### DATA FOR THIS EXERCISE:
==============================
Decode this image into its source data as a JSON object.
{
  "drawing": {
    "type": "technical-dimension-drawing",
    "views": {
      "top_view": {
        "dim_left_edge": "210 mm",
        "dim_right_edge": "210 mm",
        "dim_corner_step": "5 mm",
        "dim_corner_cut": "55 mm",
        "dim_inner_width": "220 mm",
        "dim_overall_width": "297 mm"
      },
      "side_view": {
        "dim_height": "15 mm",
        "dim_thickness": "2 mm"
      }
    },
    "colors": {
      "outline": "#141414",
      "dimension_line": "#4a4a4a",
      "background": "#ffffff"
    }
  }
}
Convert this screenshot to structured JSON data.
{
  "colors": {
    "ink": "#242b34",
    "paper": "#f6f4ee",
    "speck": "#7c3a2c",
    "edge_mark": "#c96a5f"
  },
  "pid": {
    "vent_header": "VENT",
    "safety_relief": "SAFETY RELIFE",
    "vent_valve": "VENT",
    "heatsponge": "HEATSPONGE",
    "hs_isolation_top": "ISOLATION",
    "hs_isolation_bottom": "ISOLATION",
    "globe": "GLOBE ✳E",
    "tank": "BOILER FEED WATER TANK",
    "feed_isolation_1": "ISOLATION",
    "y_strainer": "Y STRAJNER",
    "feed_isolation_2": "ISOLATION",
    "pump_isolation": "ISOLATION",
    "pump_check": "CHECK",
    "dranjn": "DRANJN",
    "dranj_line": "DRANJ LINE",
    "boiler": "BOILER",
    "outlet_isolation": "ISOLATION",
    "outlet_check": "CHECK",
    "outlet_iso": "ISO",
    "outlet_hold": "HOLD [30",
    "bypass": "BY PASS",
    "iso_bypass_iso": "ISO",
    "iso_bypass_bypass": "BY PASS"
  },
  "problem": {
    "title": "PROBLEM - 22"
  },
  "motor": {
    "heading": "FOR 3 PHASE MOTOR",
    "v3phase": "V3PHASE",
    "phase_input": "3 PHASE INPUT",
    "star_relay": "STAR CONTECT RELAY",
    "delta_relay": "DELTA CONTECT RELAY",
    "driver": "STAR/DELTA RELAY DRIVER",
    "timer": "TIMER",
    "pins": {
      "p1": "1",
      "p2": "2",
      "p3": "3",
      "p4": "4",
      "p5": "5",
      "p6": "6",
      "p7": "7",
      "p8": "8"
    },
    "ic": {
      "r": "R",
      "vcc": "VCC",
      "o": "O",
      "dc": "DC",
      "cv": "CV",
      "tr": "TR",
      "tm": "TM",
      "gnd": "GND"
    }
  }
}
==============================
### GIVEN EXERCISE:
Each line that holds the word "ISOLATION" is to be copied.

### THE RESULT:
    "hs_isolation_top": "ISOLATION",
    "hs_isolation_bottom": "ISOLATION",
    "feed_isolation_1": "ISOLATION",
    "feed_isolation_2": "ISOLATION",
    "pump_isolation": "ISOLATION",
    "outlet_isolation": "ISOLATION",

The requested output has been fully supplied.